[ITEMS]:
+ + + + +
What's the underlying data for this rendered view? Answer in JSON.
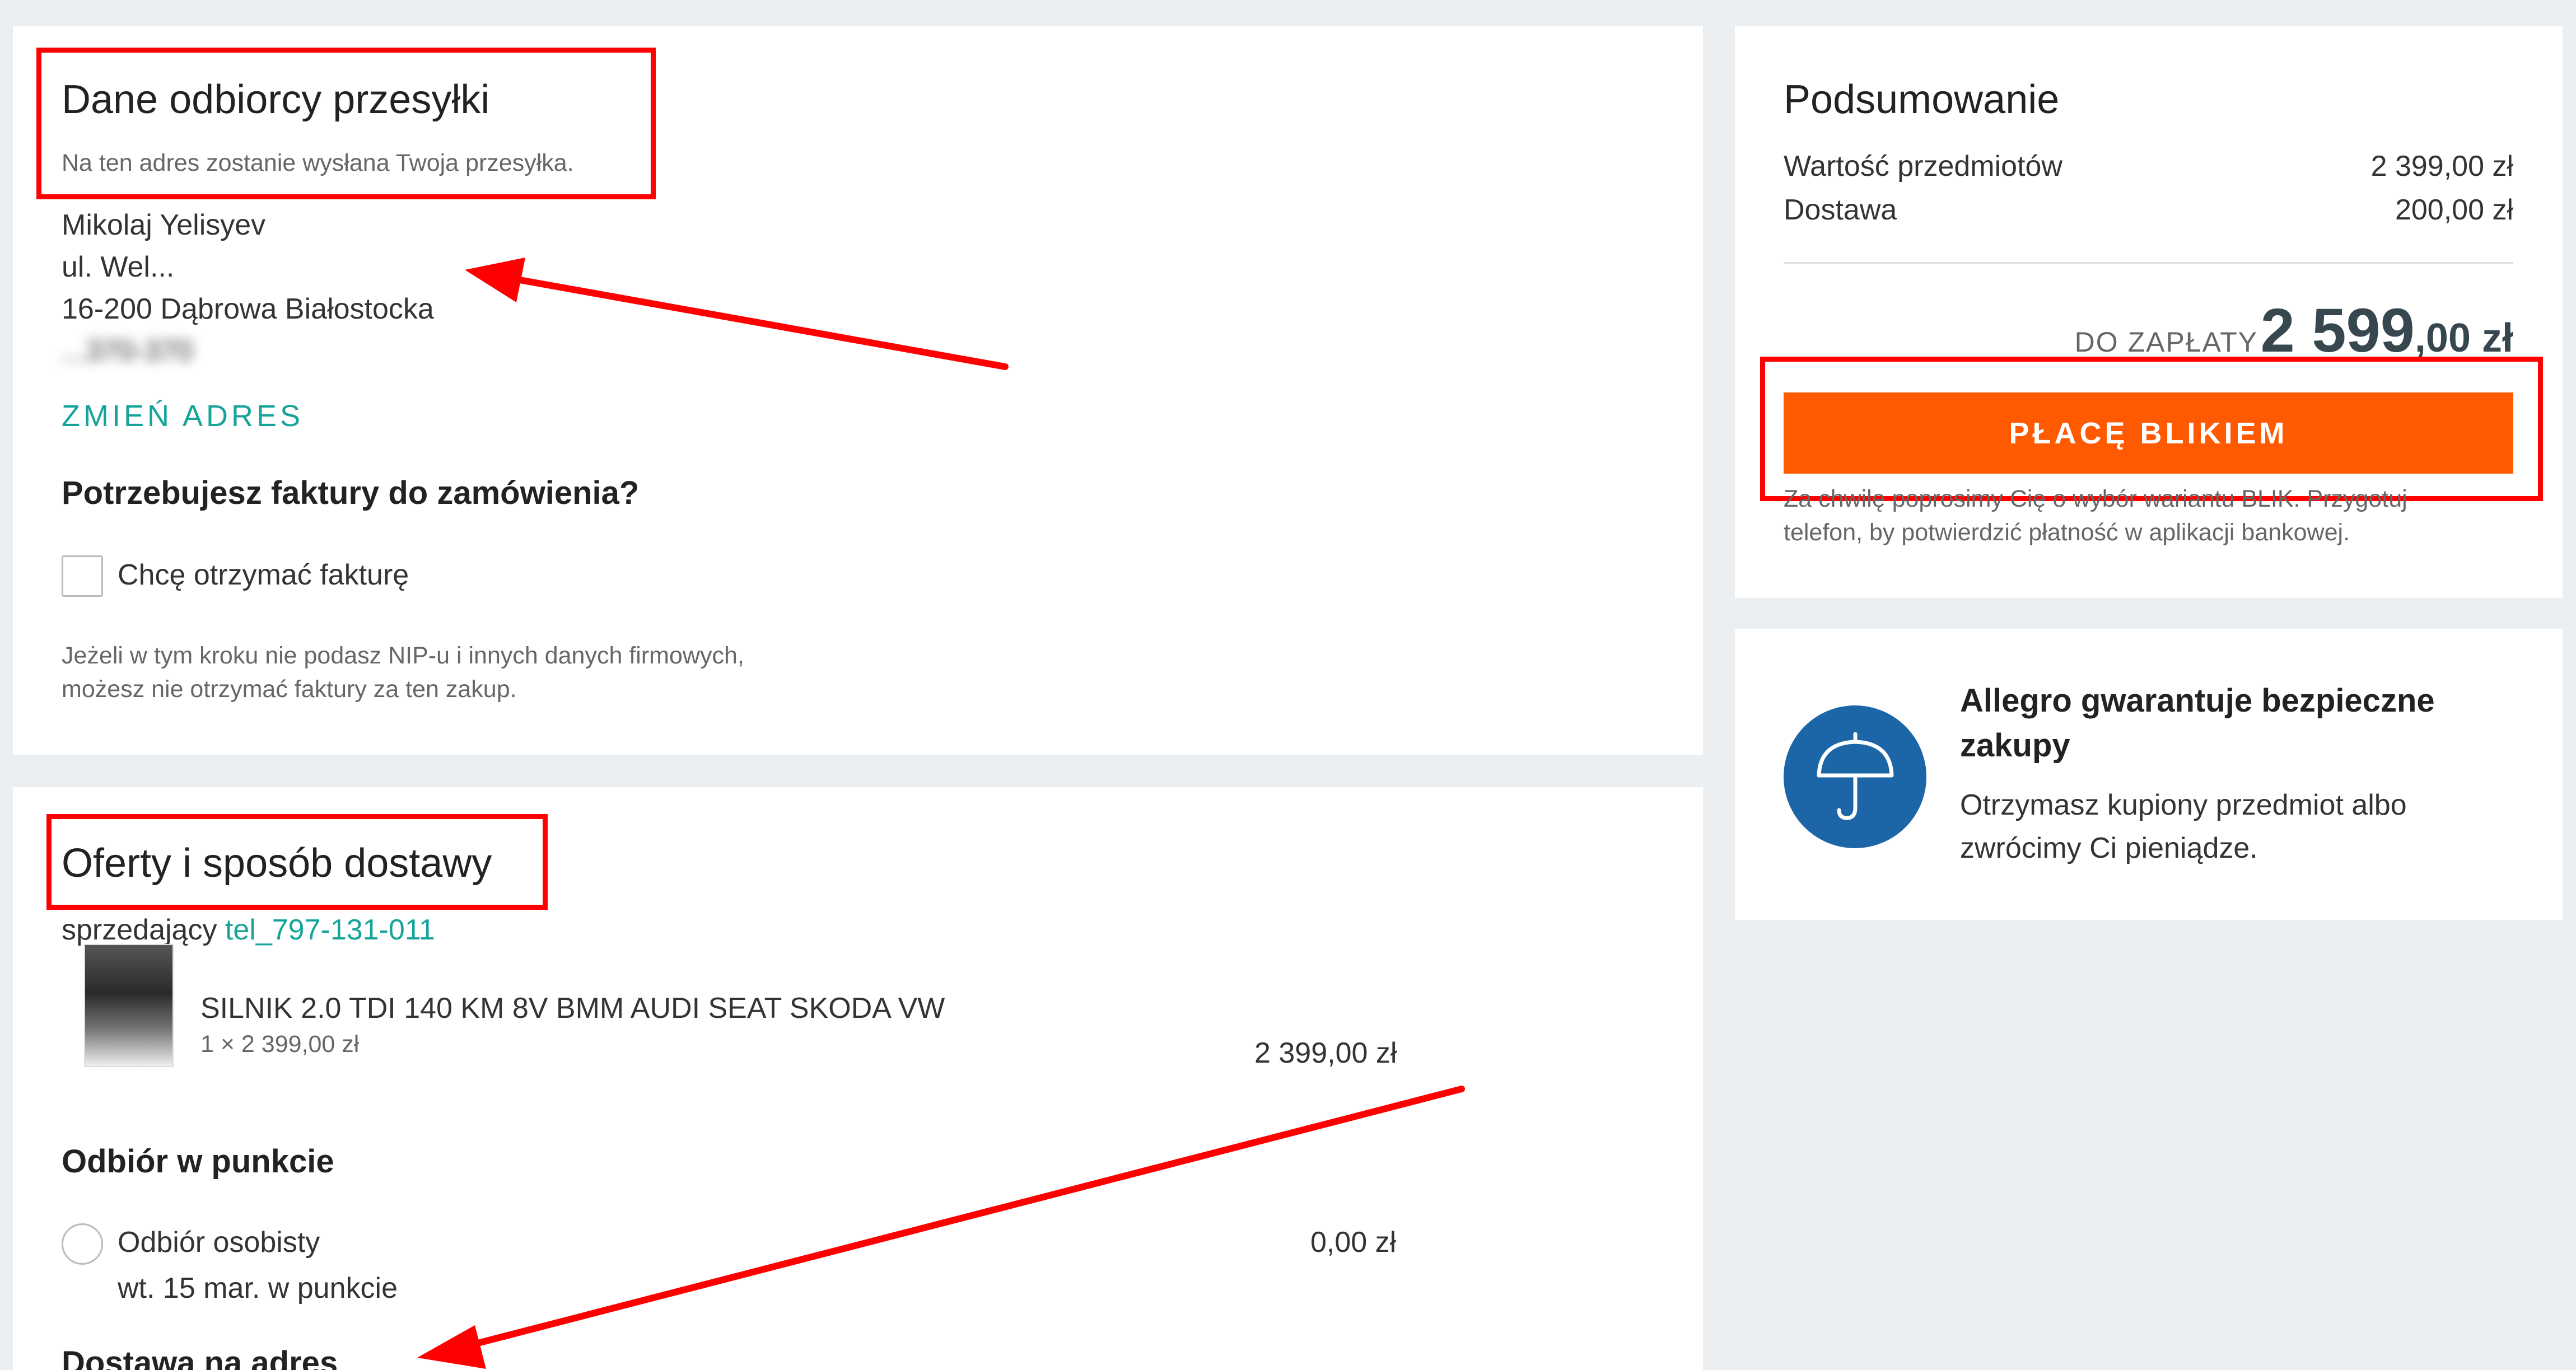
{
  "recipient": {
    "title": "Dane odbiorcy przesyłki",
    "subtitle": "Na ten adres zostanie wysłana Twoja przesyłka.",
    "address_lines": [
      "Mikolaj Yelisyev",
      "ul. Wel...",
      "16-200 Dąbrowa Białostocka",
      "...370-370"
    ],
    "change_address_link": "ZMIEŃ ADRES",
    "invoice_question": "Potrzebujesz faktury do zamówienia?",
    "invoice_checkbox_label": "Chcę otrzymać fakturę",
    "invoice_note_line1": "Jeżeli w tym kroku nie podasz NIP-u i innych danych firmowych,",
    "invoice_note_line2": "możesz nie otrzymać faktury za ten zakup."
  },
  "offers": {
    "title": "Oferty i sposób dostawy",
    "seller_prefix": "sprzedający",
    "seller_name": "tel_797-131-011",
    "item": {
      "name": "SILNIK 2.0 TDI 140 KM 8V BMM AUDI SEAT SKODA VW",
      "qty_price": "1 × 2 399,00 zł",
      "total": "2 399,00 zł"
    },
    "pickup_heading": "Odbiór w punkcie",
    "pickup_option_label": "Odbiór osobisty",
    "pickup_option_date": "wt. 15 mar. w punkcie",
    "pickup_option_price": "0,00 zł",
    "delivery_heading": "Dostawa na adres"
  },
  "summary": {
    "title": "Podsumowanie",
    "items_label": "Wartość przedmiotów",
    "items_value": "2 399,00 zł",
    "delivery_label": "Dostawa",
    "delivery_value": "200,00 zł",
    "to_pay_label": "DO ZAPŁATY",
    "to_pay_main": "2 599",
    "to_pay_cents": ",00 zł",
    "pay_button": "PŁACĘ BLIKIEM",
    "blik_note_line1": "Za chwilę poprosimy Cię o wybór wariantu BLIK. Przygotuj",
    "blik_note_line2": "telefon, by potwierdzić płatność w aplikacji bankowej."
  },
  "guarantee": {
    "title_line1": "Allegro gwarantuje bezpieczne",
    "title_line2": "zakupy",
    "text_line1": "Otrzymasz kupiony przedmiot albo",
    "text_line2": "zwrócimy Ci pieniądze."
  },
  "colors": {
    "accent_orange": "#ff5a00",
    "link_teal": "#16a49a",
    "annotation_red": "#ff0000",
    "guarantee_blue": "#1c66a8"
  },
  "icons": {
    "guarantee": "umbrella-icon",
    "product": "engine-thumbnail"
  }
}
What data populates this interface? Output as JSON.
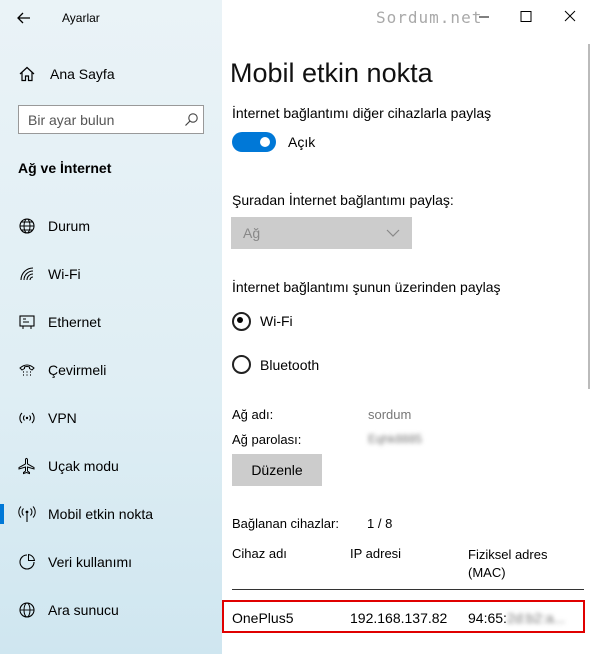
{
  "window": {
    "title": "Ayarlar",
    "watermark": "Sordum.net",
    "controls": {
      "minimize": "—",
      "maximize": "☐",
      "close": "✕"
    }
  },
  "sidebar": {
    "home_label": "Ana Sayfa",
    "search_placeholder": "Bir ayar bulun",
    "section_title": "Ağ ve İnternet",
    "items": [
      {
        "label": "Durum",
        "icon": "globe-icon"
      },
      {
        "label": "Wi-Fi",
        "icon": "wifi-icon"
      },
      {
        "label": "Ethernet",
        "icon": "ethernet-icon"
      },
      {
        "label": "Çevirmeli",
        "icon": "dialup-icon"
      },
      {
        "label": "VPN",
        "icon": "vpn-icon"
      },
      {
        "label": "Uçak modu",
        "icon": "airplane-icon"
      },
      {
        "label": "Mobil etkin nokta",
        "icon": "hotspot-icon",
        "selected": true
      },
      {
        "label": "Veri kullanımı",
        "icon": "data-usage-icon"
      },
      {
        "label": "Ara sunucu",
        "icon": "proxy-globe-icon"
      }
    ],
    "accent_color": "#0078d7"
  },
  "main": {
    "page_title": "Mobil etkin nokta",
    "share_label": "İnternet bağlantımı diğer cihazlarla paylaş",
    "toggle_state": "Açık",
    "share_from_label": "Şuradan İnternet bağlantımı paylaş:",
    "share_from_value": "Ağ",
    "share_over_label": "İnternet bağlantımı şunun üzerinden paylaş",
    "radio_wifi": "Wi-Fi",
    "radio_bluetooth": "Bluetooth",
    "network_name_label": "Ağ adı:",
    "network_name_value": "sordum",
    "network_password_label": "Ağ parolası:",
    "network_password_value": "Eqhk8885",
    "edit_button": "Düzenle",
    "connected_label": "Bağlanan cihazlar:",
    "connected_value": "1 / 8",
    "table": {
      "headers": [
        "Cihaz adı",
        "IP adresi",
        "Fiziksel adres (MAC)"
      ],
      "rows": [
        {
          "device": "OnePlus5",
          "ip": "192.168.137.82",
          "mac_visible": "94:65:",
          "mac_hidden": "2d:b2:a..."
        }
      ]
    }
  }
}
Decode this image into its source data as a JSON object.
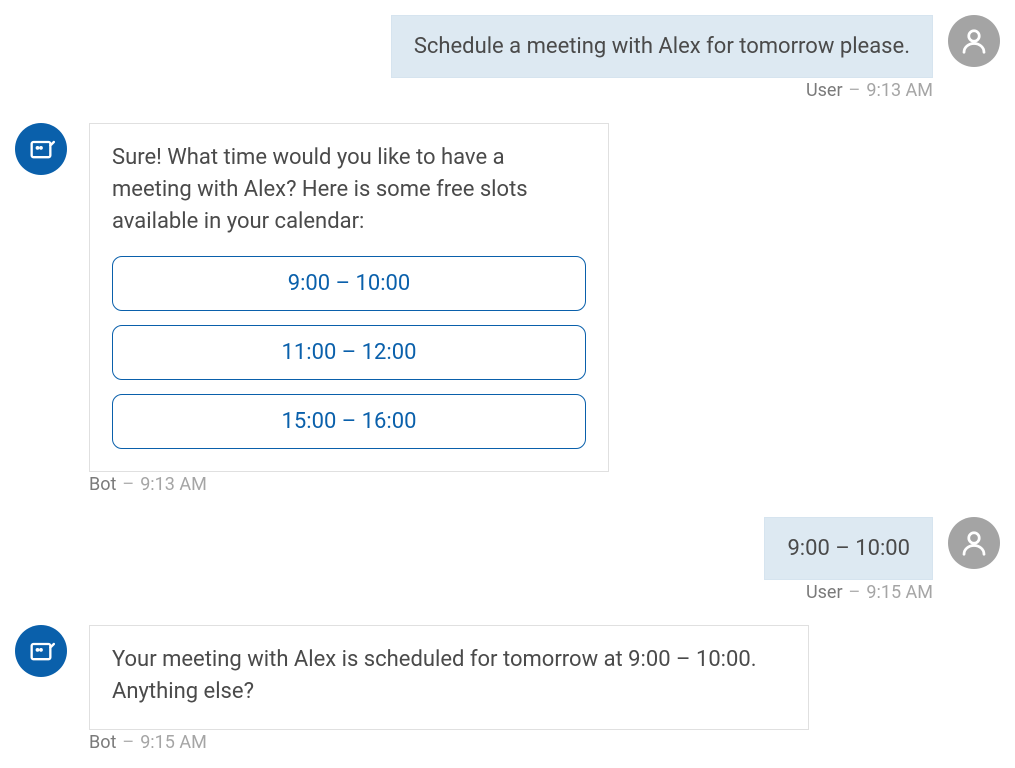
{
  "messages": {
    "user1": {
      "text": "Schedule a meeting with Alex for tomorrow please.",
      "sender": "User",
      "time": "9:13 AM"
    },
    "bot1": {
      "text": "Sure! What time would you like to have a meeting with Alex? Here is some free slots available in your calendar:",
      "options": {
        "opt1": "9:00 – 10:00",
        "opt2": "11:00 – 12:00",
        "opt3": "15:00 – 16:00"
      },
      "sender": "Bot",
      "time": "9:13 AM"
    },
    "user2": {
      "text": "9:00 – 10:00",
      "sender": "User",
      "time": "9:15 AM"
    },
    "bot2": {
      "text": "Your meeting with Alex is scheduled for tomorrow at 9:00 – 10:00. Anything else?",
      "sender": "Bot",
      "time": "9:15 AM"
    }
  },
  "separator": "–"
}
+ + + + +
[WHAT NEEDS TO BE DONE]: From the material above, copy each line that includes the word "nokta".

[TASK ANSWER]:
        "label": "Mobil etkin nokta",
    "page_title": "Mobil etkin nokta",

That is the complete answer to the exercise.